*Exercise prompt*
How many lines in these records hold the string "Strašně"? Reply with the number alone.

..............................

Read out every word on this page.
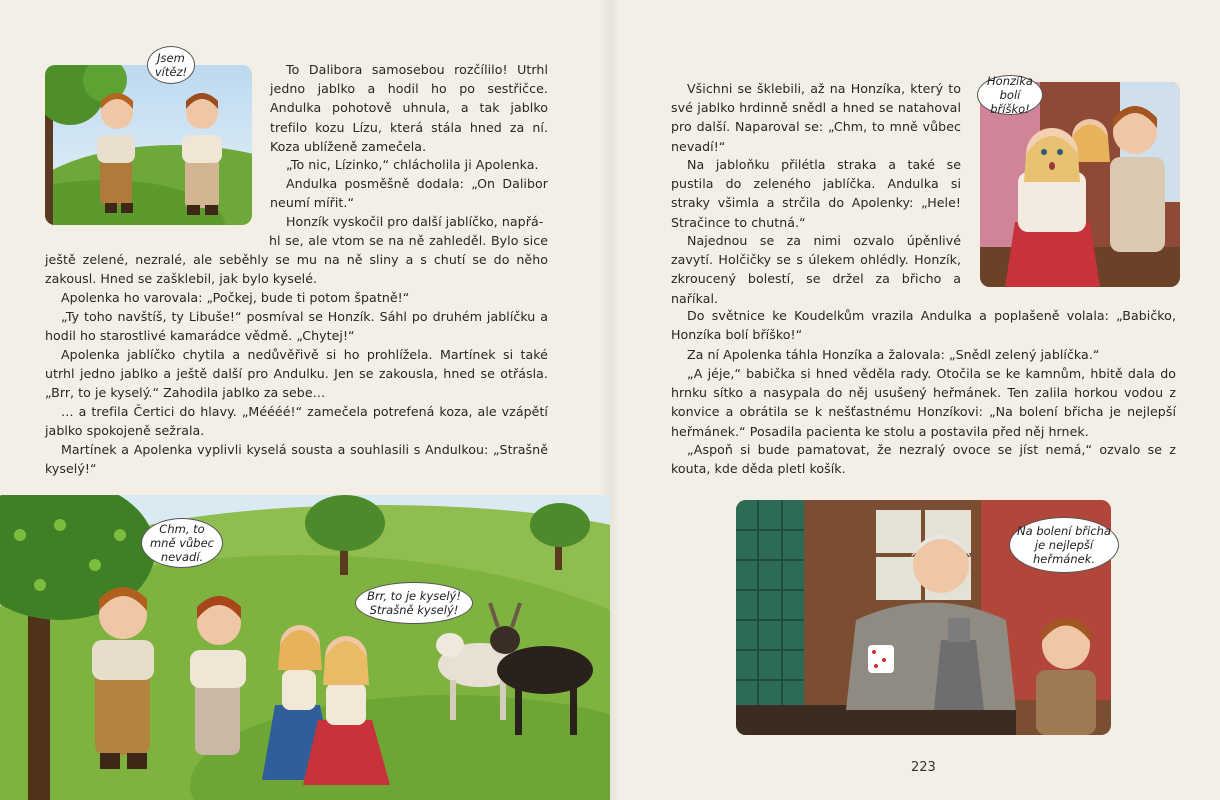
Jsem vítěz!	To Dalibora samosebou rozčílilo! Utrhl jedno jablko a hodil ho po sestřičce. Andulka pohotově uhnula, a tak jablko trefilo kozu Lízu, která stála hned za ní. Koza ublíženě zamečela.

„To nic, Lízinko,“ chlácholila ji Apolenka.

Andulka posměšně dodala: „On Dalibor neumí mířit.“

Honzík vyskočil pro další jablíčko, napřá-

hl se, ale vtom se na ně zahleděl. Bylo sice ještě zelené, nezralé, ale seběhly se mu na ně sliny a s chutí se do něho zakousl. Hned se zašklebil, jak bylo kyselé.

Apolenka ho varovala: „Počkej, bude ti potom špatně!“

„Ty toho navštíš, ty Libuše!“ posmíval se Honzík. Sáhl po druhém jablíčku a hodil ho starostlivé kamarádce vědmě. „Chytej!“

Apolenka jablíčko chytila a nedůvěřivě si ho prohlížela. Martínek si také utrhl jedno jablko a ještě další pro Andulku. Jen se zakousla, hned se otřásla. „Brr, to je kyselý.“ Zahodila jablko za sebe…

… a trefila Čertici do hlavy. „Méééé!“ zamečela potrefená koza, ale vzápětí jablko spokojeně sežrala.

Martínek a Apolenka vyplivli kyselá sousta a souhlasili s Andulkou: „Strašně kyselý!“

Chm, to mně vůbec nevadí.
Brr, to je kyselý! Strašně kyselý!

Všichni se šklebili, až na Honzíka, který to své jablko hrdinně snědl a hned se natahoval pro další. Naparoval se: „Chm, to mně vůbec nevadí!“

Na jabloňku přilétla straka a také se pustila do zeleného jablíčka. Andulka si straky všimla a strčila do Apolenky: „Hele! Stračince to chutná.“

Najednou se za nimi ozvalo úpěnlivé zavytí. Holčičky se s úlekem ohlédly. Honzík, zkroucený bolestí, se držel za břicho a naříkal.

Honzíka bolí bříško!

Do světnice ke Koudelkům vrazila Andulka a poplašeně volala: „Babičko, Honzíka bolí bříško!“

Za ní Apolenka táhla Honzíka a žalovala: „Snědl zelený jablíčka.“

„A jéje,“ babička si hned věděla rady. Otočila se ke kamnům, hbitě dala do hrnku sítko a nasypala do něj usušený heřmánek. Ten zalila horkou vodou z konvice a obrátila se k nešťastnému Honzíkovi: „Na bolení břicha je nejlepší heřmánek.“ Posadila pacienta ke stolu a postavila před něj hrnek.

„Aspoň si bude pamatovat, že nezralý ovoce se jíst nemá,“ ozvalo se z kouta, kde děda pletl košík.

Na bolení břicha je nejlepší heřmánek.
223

..............................

*Task response*
2